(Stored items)
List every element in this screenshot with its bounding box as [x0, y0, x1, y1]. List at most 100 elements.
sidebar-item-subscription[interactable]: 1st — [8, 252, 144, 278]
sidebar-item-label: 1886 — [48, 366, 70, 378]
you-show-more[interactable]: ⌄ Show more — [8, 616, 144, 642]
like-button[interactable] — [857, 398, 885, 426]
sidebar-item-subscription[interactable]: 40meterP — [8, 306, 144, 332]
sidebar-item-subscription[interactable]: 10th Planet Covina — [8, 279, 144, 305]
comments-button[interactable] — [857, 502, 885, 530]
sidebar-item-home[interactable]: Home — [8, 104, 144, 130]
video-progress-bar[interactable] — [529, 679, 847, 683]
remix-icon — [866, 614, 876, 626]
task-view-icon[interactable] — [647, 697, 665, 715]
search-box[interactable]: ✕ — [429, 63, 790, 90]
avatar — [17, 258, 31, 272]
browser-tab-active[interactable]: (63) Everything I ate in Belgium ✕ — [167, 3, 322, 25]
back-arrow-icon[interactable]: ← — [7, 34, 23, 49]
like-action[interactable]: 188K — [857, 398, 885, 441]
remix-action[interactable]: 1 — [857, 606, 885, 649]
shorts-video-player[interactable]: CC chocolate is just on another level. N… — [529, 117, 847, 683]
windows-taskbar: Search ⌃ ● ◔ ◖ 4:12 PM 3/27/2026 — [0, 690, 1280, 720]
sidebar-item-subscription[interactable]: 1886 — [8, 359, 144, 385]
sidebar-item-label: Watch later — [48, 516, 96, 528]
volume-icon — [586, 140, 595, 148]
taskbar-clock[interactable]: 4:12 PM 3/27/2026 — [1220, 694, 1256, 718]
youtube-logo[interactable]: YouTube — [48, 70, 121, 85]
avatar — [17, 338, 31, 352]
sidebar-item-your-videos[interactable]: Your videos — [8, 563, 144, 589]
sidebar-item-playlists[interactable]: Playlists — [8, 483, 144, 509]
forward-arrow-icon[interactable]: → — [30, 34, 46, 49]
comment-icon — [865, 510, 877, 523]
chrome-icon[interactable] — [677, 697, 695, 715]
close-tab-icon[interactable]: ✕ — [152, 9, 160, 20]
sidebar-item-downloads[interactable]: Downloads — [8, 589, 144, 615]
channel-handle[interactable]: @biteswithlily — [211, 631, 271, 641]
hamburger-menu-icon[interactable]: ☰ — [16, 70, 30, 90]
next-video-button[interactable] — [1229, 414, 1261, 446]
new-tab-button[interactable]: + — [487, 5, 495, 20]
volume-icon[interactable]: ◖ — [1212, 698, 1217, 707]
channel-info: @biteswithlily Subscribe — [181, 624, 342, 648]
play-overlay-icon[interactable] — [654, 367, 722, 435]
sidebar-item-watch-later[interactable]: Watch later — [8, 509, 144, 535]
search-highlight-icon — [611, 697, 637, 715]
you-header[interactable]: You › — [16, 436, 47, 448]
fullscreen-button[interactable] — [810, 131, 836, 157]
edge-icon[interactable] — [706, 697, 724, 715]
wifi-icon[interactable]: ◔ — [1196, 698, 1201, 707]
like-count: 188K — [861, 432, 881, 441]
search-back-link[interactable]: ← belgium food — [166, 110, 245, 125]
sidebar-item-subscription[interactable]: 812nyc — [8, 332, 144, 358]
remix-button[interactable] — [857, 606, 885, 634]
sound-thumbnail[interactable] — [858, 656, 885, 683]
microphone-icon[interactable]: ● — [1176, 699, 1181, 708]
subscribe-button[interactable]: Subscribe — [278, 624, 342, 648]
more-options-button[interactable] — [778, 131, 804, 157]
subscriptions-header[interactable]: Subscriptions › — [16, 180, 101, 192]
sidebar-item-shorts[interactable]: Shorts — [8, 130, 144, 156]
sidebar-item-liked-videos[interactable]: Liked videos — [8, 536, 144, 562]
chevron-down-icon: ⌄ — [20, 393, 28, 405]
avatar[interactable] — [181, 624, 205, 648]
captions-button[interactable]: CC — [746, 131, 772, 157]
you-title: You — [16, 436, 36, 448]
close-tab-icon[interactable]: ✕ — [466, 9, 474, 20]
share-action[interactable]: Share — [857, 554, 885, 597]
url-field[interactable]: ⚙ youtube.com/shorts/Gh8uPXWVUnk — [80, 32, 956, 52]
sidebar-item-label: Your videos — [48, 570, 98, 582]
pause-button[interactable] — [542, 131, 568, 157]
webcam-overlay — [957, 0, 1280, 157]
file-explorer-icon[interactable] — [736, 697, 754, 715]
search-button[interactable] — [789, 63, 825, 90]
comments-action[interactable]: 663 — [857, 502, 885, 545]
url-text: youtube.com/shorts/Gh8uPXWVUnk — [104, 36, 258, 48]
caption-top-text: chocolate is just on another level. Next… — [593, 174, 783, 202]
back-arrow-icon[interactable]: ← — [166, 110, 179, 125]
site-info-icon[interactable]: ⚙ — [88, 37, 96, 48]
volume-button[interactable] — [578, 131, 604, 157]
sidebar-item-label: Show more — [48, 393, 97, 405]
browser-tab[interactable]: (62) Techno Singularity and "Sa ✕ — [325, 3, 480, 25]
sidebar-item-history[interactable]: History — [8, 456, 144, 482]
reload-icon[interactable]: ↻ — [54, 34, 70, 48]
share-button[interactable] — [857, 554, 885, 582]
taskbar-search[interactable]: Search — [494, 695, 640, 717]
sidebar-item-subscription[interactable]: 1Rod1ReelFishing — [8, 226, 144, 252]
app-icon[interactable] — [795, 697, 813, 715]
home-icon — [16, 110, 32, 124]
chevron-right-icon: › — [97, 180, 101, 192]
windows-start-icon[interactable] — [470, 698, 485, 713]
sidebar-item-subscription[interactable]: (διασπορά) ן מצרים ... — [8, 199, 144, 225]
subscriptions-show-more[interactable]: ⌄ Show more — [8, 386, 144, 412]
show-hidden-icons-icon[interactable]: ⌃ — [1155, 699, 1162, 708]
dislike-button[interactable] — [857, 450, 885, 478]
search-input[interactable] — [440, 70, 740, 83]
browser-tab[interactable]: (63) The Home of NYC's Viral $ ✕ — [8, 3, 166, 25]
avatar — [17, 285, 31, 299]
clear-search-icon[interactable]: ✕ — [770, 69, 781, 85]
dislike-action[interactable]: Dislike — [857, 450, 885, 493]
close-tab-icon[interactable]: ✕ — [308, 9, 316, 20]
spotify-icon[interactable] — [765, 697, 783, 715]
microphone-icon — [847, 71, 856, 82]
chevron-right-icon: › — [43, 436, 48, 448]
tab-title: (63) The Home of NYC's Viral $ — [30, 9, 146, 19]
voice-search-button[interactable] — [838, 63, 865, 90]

### What to produce
Transcribe every record above exactly as it appears.

### Solution to the exercise
List every element in this screenshot with its bounding box as [x0, y0, x1, y1]. List at most 100 elements.
sidebar-item-subscription[interactable]: 1st — [8, 252, 144, 278]
sidebar-item-label: 1886 — [48, 366, 70, 378]
you-show-more[interactable]: ⌄ Show more — [8, 616, 144, 642]
like-button[interactable] — [857, 398, 885, 426]
sidebar-item-subscription[interactable]: 40meterP — [8, 306, 144, 332]
sidebar-item-subscription[interactable]: 10th Planet Covina — [8, 279, 144, 305]
comments-button[interactable] — [857, 502, 885, 530]
sidebar-item-home[interactable]: Home — [8, 104, 144, 130]
video-progress-bar[interactable] — [529, 679, 847, 683]
remix-icon — [866, 614, 876, 626]
task-view-icon[interactable] — [647, 697, 665, 715]
search-box[interactable]: ✕ — [429, 63, 790, 90]
avatar — [17, 258, 31, 272]
browser-tab-active[interactable]: (63) Everything I ate in Belgium ✕ — [167, 3, 322, 25]
back-arrow-icon[interactable]: ← — [7, 34, 23, 49]
like-action[interactable]: 188K — [857, 398, 885, 441]
remix-action[interactable]: 1 — [857, 606, 885, 649]
shorts-video-player[interactable]: CC chocolate is just on another level. N… — [529, 117, 847, 683]
windows-taskbar: Search ⌃ ● ◔ ◖ 4:12 PM 3/27/2026 — [0, 690, 1280, 720]
sidebar-item-subscription[interactable]: 1886 — [8, 359, 144, 385]
sidebar-item-label: Watch later — [48, 516, 96, 528]
volume-icon — [586, 140, 595, 148]
taskbar-clock[interactable]: 4:12 PM 3/27/2026 — [1220, 694, 1256, 718]
youtube-logo[interactable]: YouTube — [48, 70, 121, 85]
avatar — [17, 338, 31, 352]
sidebar-item-your-videos[interactable]: Your videos — [8, 563, 144, 589]
sidebar-item-playlists[interactable]: Playlists — [8, 483, 144, 509]
forward-arrow-icon[interactable]: → — [30, 34, 46, 49]
comment-icon — [865, 510, 877, 523]
chrome-icon[interactable] — [677, 697, 695, 715]
close-tab-icon[interactable]: ✕ — [152, 9, 160, 20]
sidebar-item-downloads[interactable]: Downloads — [8, 589, 144, 615]
channel-handle[interactable]: @biteswithlily — [211, 631, 271, 641]
hamburger-menu-icon[interactable]: ☰ — [16, 70, 30, 90]
next-video-button[interactable] — [1229, 414, 1261, 446]
new-tab-button[interactable]: + — [487, 5, 495, 20]
volume-icon[interactable]: ◖ — [1212, 698, 1217, 707]
channel-info: @biteswithlily Subscribe — [181, 624, 342, 648]
play-overlay-icon[interactable] — [654, 367, 722, 435]
sidebar-item-watch-later[interactable]: Watch later — [8, 509, 144, 535]
search-highlight-icon — [611, 697, 637, 715]
you-header[interactable]: You › — [16, 436, 47, 448]
fullscreen-button[interactable] — [810, 131, 836, 157]
edge-icon[interactable] — [706, 697, 724, 715]
wifi-icon[interactable]: ◔ — [1196, 698, 1201, 707]
like-count: 188K — [861, 432, 881, 441]
search-back-link[interactable]: ← belgium food — [166, 110, 245, 125]
sidebar-item-subscription[interactable]: 812nyc — [8, 332, 144, 358]
remix-button[interactable] — [857, 606, 885, 634]
sound-thumbnail[interactable] — [858, 656, 885, 683]
microphone-icon[interactable]: ● — [1176, 699, 1181, 708]
subscribe-button[interactable]: Subscribe — [278, 624, 342, 648]
more-options-button[interactable] — [778, 131, 804, 157]
subscriptions-header[interactable]: Subscriptions › — [16, 180, 101, 192]
sidebar-item-shorts[interactable]: Shorts — [8, 130, 144, 156]
sidebar-item-liked-videos[interactable]: Liked videos — [8, 536, 144, 562]
chevron-down-icon: ⌄ — [20, 393, 28, 405]
avatar[interactable] — [181, 624, 205, 648]
captions-button[interactable]: CC — [746, 131, 772, 157]
you-title: You — [16, 436, 36, 448]
close-tab-icon[interactable]: ✕ — [466, 9, 474, 20]
share-action[interactable]: Share — [857, 554, 885, 597]
url-field[interactable]: ⚙ youtube.com/shorts/Gh8uPXWVUnk — [80, 32, 956, 52]
sidebar-item-label: Your videos — [48, 570, 98, 582]
pause-button[interactable] — [542, 131, 568, 157]
webcam-overlay — [957, 0, 1280, 157]
file-explorer-icon[interactable] — [736, 697, 754, 715]
search-button[interactable] — [789, 63, 825, 90]
comments-action[interactable]: 663 — [857, 502, 885, 545]
url-text: youtube.com/shorts/Gh8uPXWVUnk — [104, 36, 258, 48]
caption-top-text: chocolate is just on another level. Next… — [593, 174, 783, 202]
back-arrow-icon[interactable]: ← — [166, 110, 179, 125]
site-info-icon[interactable]: ⚙ — [88, 37, 96, 48]
volume-button[interactable] — [578, 131, 604, 157]
sidebar-item-label: Show more — [48, 393, 97, 405]
browser-tab[interactable]: (62) Techno Singularity and "Sa ✕ — [325, 3, 480, 25]
sidebar-item-history[interactable]: History — [8, 456, 144, 482]
reload-icon[interactable]: ↻ — [54, 34, 70, 48]
share-button[interactable] — [857, 554, 885, 582]
taskbar-search[interactable]: Search — [494, 695, 640, 717]
sidebar-item-subscription[interactable]: 1Rod1ReelFishing — [8, 226, 144, 252]
app-icon[interactable] — [795, 697, 813, 715]
home-icon — [16, 110, 32, 124]
chevron-right-icon: › — [97, 180, 101, 192]
windows-start-icon[interactable] — [470, 698, 485, 713]
sidebar-item-subscription[interactable]: (διασπορά) ן מצרים ... — [8, 199, 144, 225]
subscriptions-show-more[interactable]: ⌄ Show more — [8, 386, 144, 412]
show-hidden-icons-icon[interactable]: ⌃ — [1155, 699, 1162, 708]
dislike-button[interactable] — [857, 450, 885, 478]
search-input[interactable] — [440, 70, 740, 83]
browser-tab[interactable]: (63) The Home of NYC's Viral $ ✕ — [8, 3, 166, 25]
avatar — [17, 285, 31, 299]
clear-search-icon[interactable]: ✕ — [770, 69, 781, 85]
dislike-action[interactable]: Dislike — [857, 450, 885, 493]
close-tab-icon[interactable]: ✕ — [308, 9, 316, 20]
spotify-icon[interactable] — [765, 697, 783, 715]
microphone-icon — [847, 71, 856, 82]
chevron-right-icon: › — [43, 436, 48, 448]
tab-title: (63) The Home of NYC's Viral $ — [30, 9, 146, 19]
voice-search-button[interactable] — [838, 63, 865, 90]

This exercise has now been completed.